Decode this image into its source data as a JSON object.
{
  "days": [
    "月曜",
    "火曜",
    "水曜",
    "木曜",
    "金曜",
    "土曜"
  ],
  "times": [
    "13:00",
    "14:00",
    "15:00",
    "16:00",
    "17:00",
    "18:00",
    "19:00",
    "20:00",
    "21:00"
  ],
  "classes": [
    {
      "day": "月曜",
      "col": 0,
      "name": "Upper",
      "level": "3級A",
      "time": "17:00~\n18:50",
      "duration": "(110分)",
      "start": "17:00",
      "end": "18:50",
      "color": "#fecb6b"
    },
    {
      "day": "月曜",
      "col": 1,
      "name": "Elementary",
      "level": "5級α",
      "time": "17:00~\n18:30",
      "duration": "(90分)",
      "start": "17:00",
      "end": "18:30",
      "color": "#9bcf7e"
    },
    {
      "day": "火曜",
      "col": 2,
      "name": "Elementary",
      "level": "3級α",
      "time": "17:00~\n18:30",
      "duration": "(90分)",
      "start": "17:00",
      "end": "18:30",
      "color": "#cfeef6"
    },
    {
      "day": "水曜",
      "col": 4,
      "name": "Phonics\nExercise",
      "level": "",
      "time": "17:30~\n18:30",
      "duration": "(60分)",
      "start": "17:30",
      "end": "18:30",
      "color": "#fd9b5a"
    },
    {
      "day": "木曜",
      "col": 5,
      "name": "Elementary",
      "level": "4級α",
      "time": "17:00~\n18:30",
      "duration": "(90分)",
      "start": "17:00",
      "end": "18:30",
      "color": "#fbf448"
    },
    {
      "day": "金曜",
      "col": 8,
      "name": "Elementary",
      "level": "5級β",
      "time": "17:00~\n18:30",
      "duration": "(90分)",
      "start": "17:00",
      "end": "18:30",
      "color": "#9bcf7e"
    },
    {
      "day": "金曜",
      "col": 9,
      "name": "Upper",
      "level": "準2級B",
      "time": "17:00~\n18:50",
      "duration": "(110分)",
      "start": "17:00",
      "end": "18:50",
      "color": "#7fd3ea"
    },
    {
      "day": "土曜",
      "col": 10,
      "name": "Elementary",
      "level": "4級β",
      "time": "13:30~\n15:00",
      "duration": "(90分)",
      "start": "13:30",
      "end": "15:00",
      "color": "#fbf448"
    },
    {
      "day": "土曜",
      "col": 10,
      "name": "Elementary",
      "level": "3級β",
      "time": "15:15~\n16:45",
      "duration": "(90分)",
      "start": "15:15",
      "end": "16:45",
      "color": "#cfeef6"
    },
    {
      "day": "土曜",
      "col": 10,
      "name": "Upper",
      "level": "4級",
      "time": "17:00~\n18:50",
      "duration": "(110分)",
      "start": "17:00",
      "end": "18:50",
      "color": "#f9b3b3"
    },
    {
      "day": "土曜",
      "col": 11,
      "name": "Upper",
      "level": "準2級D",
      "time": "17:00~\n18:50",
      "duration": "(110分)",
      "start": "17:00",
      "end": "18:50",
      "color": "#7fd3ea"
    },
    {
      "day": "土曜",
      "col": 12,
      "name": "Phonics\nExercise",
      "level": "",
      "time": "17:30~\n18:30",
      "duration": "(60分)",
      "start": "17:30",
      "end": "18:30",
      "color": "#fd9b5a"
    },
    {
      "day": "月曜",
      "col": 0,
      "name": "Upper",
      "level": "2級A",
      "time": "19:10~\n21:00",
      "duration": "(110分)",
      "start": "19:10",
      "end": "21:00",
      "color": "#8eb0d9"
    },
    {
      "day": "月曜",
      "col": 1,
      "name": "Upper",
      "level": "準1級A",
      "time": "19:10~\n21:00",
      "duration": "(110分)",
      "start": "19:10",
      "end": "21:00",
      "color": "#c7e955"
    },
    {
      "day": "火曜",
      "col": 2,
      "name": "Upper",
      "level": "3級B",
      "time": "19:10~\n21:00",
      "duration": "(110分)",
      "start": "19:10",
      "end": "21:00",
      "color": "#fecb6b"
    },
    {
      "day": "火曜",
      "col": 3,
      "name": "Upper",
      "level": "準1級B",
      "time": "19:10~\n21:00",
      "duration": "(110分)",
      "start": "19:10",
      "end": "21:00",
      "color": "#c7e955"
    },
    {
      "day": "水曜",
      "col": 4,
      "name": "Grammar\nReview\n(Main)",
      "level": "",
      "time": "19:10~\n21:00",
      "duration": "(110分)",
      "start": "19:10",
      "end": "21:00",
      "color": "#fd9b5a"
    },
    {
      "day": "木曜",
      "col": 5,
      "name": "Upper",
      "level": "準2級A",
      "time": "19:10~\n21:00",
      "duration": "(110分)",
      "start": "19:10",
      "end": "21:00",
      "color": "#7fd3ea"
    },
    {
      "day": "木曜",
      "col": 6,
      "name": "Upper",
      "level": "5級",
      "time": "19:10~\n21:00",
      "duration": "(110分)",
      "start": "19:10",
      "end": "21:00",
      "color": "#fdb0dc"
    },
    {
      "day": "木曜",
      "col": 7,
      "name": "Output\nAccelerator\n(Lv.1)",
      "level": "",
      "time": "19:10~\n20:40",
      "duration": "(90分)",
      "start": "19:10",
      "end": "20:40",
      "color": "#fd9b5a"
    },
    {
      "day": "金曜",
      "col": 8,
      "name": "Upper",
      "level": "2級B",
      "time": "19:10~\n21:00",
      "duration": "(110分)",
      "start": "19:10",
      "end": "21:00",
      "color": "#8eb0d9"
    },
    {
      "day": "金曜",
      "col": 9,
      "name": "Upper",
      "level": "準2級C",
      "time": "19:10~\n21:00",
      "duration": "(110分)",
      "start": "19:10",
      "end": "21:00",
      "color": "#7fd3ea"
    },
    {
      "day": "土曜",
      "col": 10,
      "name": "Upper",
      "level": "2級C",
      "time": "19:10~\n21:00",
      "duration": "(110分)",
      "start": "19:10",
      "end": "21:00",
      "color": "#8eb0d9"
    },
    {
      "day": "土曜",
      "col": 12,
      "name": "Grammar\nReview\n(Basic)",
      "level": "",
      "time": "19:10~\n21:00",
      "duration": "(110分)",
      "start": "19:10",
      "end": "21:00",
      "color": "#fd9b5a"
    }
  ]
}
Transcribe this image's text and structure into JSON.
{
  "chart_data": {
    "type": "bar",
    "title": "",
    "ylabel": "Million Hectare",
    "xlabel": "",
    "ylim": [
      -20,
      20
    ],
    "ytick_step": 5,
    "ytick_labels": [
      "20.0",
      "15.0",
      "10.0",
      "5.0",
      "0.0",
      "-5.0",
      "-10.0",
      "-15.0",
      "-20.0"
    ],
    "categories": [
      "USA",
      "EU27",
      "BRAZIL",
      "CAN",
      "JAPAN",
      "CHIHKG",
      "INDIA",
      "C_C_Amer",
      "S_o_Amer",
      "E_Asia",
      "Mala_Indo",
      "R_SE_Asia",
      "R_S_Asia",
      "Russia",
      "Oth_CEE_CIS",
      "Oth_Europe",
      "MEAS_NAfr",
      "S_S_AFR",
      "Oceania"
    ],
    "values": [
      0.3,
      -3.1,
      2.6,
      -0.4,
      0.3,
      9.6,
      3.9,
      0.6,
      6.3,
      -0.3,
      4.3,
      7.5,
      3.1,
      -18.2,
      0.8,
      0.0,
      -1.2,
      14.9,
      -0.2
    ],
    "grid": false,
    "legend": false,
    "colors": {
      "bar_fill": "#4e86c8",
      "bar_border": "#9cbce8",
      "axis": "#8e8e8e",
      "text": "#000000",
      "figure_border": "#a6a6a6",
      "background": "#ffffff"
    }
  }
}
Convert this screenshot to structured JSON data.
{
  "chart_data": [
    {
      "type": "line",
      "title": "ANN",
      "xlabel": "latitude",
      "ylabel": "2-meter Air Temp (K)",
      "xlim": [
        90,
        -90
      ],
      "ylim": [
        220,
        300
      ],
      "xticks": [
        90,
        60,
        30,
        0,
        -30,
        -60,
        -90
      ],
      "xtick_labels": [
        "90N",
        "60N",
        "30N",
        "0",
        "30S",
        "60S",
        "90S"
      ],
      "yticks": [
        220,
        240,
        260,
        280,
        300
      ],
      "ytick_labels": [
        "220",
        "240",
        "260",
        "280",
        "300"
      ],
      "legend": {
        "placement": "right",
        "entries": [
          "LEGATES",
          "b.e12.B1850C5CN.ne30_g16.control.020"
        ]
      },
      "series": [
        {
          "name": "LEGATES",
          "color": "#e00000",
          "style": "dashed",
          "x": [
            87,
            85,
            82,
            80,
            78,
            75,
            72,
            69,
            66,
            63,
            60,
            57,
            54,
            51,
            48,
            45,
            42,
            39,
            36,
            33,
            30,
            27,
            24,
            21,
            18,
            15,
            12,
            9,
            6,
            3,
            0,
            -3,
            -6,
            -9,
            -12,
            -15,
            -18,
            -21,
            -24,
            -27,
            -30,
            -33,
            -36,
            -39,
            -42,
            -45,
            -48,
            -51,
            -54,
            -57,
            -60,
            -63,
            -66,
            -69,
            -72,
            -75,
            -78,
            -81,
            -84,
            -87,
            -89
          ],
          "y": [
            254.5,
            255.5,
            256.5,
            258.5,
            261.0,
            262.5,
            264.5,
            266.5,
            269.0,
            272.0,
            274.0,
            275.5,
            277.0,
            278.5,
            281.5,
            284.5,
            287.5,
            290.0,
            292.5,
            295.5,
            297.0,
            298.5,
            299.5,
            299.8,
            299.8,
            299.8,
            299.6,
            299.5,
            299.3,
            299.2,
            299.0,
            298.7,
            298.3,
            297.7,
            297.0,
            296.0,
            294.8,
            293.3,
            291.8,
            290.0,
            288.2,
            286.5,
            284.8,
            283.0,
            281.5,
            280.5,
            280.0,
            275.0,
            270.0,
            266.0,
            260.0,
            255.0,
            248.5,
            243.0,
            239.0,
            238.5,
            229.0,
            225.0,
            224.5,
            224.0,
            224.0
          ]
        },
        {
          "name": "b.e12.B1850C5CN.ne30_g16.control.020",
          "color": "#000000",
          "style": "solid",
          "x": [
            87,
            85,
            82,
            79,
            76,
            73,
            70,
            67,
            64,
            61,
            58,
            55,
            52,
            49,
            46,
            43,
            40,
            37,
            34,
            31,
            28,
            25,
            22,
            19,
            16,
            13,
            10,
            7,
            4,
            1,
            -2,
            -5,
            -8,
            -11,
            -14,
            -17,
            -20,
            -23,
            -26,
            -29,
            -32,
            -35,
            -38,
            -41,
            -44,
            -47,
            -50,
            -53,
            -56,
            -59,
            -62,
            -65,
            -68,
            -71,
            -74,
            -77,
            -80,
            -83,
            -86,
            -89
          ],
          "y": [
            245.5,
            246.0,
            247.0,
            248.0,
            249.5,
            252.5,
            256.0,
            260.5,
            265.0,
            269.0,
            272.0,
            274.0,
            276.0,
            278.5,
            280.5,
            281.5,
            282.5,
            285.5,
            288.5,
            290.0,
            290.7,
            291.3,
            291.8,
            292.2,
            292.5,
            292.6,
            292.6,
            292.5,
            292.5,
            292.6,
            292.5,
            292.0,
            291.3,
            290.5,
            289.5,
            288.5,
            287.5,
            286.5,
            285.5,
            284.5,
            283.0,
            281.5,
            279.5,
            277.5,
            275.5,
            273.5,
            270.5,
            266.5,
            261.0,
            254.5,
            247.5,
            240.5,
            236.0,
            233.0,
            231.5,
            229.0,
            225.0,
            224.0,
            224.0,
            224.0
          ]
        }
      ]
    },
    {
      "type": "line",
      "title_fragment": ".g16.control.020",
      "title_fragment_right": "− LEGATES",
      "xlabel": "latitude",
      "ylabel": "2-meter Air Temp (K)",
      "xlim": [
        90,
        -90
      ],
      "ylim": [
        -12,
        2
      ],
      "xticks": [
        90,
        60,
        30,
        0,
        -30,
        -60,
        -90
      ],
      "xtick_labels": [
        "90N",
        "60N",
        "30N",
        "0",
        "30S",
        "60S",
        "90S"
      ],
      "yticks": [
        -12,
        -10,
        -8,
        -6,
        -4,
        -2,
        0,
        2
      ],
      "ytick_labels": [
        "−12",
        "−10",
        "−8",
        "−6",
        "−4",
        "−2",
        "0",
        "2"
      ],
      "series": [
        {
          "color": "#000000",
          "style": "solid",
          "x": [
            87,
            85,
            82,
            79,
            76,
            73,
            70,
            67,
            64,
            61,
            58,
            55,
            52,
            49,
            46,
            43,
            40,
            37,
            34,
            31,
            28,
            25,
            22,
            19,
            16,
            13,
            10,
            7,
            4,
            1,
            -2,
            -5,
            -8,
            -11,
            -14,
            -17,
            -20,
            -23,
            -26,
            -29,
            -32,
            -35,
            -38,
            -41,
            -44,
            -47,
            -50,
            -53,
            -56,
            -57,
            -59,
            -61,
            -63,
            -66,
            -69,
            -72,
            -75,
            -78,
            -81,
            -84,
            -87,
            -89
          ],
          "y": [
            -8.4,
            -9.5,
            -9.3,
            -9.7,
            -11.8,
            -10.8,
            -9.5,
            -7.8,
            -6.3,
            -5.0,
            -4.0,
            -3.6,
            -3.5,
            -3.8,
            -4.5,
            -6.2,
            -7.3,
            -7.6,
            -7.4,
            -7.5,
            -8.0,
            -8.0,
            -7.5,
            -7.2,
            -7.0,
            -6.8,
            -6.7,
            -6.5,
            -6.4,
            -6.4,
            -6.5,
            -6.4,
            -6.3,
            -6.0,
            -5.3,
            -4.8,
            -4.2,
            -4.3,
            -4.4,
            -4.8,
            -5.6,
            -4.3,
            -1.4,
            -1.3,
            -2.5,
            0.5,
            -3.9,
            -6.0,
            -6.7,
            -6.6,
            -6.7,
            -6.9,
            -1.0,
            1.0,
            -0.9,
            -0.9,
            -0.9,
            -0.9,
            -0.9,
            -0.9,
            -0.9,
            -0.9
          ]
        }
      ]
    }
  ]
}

* **INSTRUCTIONS FOR THE TASK**
Find every line that holds "nReview" and copy it.

* **ANSWER TO THE EXERCISE**
      "name": "Grammar\nReview\n(Main)",
      "name": "Grammar\nReview\n(Basic)",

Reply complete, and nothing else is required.